Provided records:
= = = = = = =

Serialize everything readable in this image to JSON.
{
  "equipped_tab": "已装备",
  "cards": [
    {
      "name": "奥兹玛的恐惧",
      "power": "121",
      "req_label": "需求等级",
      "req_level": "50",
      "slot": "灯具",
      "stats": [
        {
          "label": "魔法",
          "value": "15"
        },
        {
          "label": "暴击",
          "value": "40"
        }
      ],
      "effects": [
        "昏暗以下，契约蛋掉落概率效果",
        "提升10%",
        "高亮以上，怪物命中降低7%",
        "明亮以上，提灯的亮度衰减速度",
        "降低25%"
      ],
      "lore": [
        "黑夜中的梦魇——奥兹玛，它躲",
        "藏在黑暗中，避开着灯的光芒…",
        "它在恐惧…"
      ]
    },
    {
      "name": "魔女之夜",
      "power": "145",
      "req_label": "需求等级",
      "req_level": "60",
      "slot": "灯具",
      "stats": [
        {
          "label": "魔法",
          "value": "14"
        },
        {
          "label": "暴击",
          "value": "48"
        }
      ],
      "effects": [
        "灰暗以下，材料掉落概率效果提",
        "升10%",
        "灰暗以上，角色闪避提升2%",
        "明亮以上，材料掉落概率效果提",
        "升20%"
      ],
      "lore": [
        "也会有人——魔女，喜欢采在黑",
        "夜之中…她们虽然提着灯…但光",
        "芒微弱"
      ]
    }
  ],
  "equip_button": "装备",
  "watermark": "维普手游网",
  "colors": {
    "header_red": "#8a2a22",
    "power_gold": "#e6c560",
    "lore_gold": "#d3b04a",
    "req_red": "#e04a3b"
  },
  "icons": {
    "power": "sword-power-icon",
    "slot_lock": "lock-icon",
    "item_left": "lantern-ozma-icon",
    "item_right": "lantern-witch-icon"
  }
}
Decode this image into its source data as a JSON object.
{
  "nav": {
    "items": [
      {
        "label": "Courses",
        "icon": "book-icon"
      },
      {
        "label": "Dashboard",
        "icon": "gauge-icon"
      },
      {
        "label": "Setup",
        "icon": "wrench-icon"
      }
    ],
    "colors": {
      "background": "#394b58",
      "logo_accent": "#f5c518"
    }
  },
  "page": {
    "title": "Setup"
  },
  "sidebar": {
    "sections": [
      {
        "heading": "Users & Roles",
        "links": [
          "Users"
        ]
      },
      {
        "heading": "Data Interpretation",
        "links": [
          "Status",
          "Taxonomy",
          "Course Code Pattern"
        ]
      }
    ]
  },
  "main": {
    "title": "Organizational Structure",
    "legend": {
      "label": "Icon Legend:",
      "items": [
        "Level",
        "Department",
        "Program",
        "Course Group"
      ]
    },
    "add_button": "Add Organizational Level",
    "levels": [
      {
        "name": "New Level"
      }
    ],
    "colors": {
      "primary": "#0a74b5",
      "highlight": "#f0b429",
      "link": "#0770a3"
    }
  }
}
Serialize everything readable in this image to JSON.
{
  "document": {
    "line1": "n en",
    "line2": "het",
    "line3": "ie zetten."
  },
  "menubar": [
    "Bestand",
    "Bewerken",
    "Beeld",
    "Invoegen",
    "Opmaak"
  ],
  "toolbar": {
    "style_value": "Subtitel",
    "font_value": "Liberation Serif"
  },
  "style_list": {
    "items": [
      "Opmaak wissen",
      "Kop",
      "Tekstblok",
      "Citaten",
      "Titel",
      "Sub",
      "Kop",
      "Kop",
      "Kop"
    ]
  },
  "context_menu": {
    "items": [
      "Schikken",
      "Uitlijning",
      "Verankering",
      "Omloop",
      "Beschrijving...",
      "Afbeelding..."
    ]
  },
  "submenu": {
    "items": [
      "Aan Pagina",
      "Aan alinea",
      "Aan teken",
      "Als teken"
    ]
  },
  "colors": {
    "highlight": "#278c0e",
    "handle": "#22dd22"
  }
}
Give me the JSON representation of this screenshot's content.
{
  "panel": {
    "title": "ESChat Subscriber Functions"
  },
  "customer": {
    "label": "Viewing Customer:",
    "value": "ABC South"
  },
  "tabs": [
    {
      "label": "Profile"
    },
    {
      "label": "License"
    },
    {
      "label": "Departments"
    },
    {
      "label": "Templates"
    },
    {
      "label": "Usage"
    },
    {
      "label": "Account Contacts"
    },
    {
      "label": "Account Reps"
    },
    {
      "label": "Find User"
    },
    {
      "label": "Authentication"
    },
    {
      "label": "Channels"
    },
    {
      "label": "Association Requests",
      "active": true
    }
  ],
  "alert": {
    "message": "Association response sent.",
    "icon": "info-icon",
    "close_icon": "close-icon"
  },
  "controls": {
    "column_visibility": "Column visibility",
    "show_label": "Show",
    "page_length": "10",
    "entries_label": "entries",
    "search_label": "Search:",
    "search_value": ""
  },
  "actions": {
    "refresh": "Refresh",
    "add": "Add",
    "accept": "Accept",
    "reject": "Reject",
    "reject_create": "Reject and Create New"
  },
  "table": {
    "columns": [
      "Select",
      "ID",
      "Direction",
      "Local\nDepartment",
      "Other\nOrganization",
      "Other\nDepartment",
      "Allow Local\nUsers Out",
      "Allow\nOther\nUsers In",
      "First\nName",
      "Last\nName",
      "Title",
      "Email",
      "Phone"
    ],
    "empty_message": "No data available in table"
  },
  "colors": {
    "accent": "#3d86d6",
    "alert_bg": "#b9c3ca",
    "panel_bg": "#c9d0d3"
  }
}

= = = = = = =

Work to do: Track down every line of the material containing the string "JSON", and copy it.

Output:
Serialize everything readable in this image to JSON.
Decode this image into its source data as a JSON object.
Serialize everything readable in this image to JSON.
Give me the JSON representation of this screenshot's content.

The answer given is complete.